**Given request:**
Which lines in the records below contain the word "meat"? Copy each of them.

**Supplied information:**
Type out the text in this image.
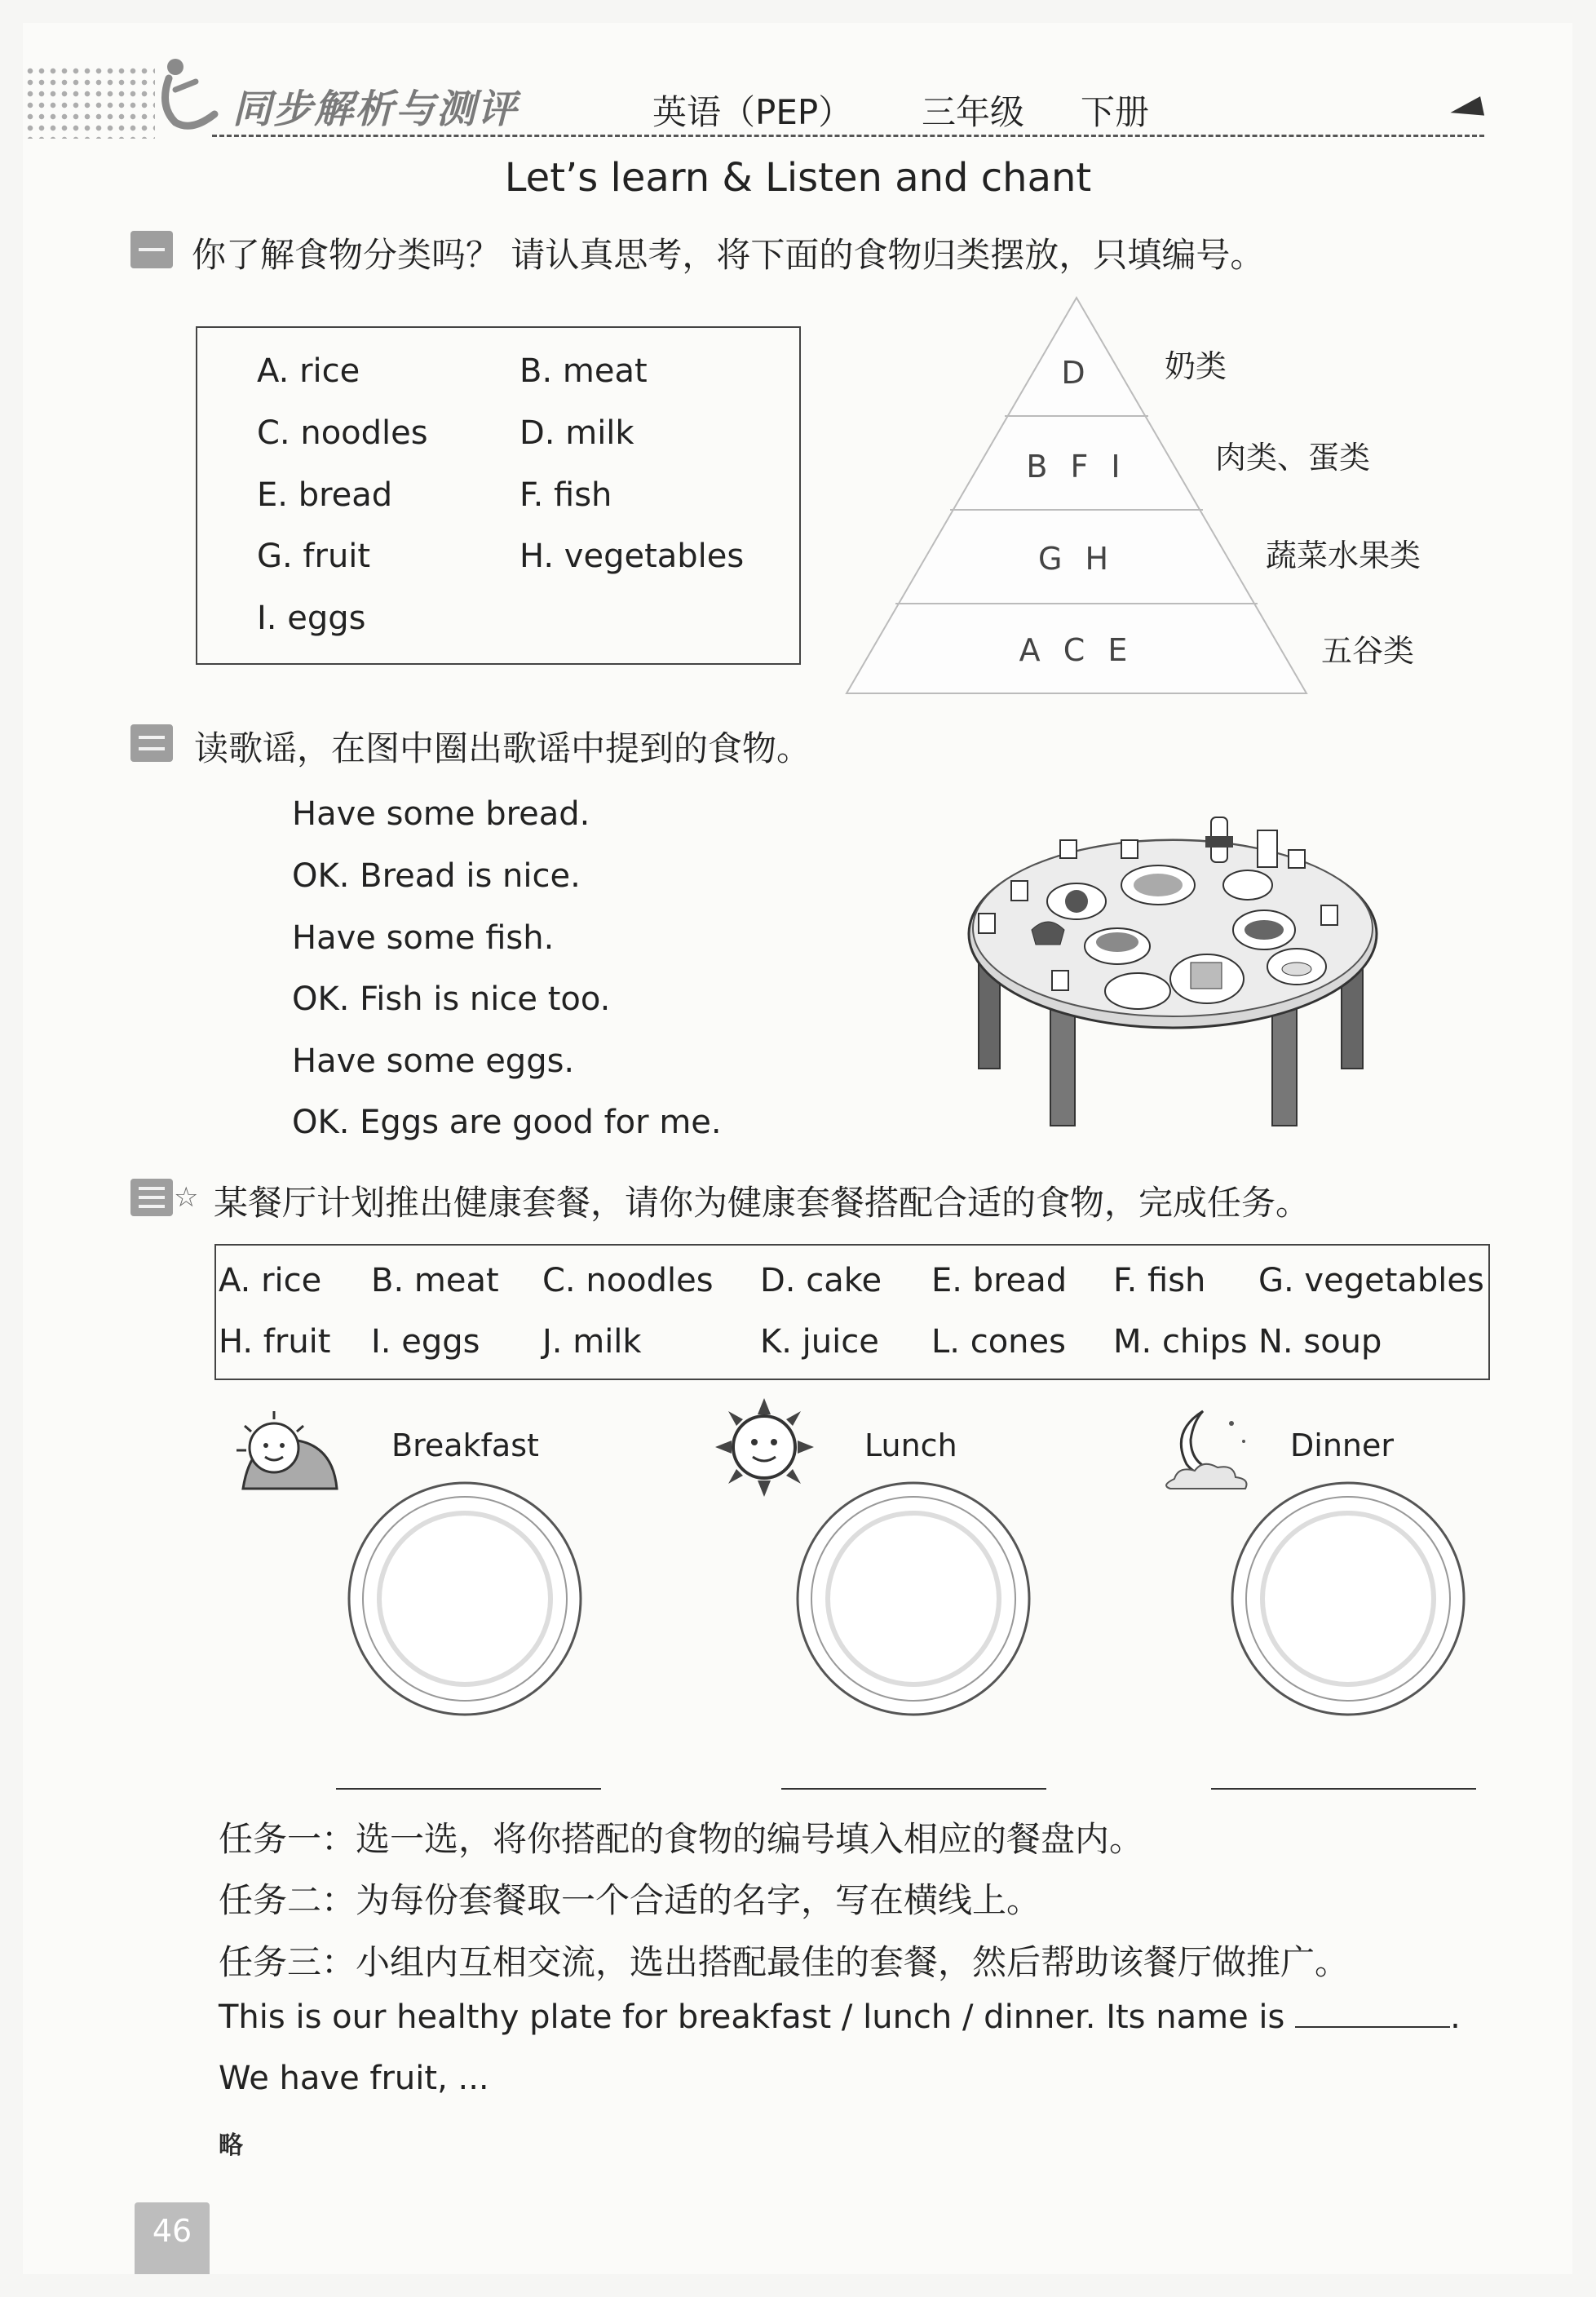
同步解析与测评	英语（PEP） 三年级 下册
Let’s learn & Listen and chant
你了解食物分类吗？ 请认真思考，将下面的食物归类摆放，只填编号。
A. rice	B. meat
C. noodles	D. milk
E. bread	F. fish
G. fruit	H. vegetables
I. eggs
D
B F I
G H
A C E
奶类
肉类、蛋类
蔬菜水果类
五谷类
读歌谣，在图中圈出歌谣中提到的食物。
Have some bread.
OK. Bread is nice.
Have some fish.
OK. Fish is nice too.
Have some eggs.
OK. Eggs are good for me.
☆ 某餐厅计划推出健康套餐，请你为健康套餐搭配合适的食物，完成任务。
A. rice B. meat C. noodles D. cake E. bread F. fish G. vegetables
H. fruit I. eggs J. milk	K. juice L. cones M. chips N. soup
Breakfast	Lunch	Dinner
任务一：选一选，将你搭配的食物的编号填入相应的餐盘内。
任务二：为每份套餐取一个合适的名字，写在横线上。
任务三：小组内互相交流，选出搭配最佳的套餐，然后帮助该餐厅做推广。
This is our healthy plate for breakfast / lunch / dinner. Its name is	.
We have fruit, ...
略
46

**Task result:**
A. rice	B. meat
A. rice B. meat C. noodles D. cake E. bread F. fish G. vegetables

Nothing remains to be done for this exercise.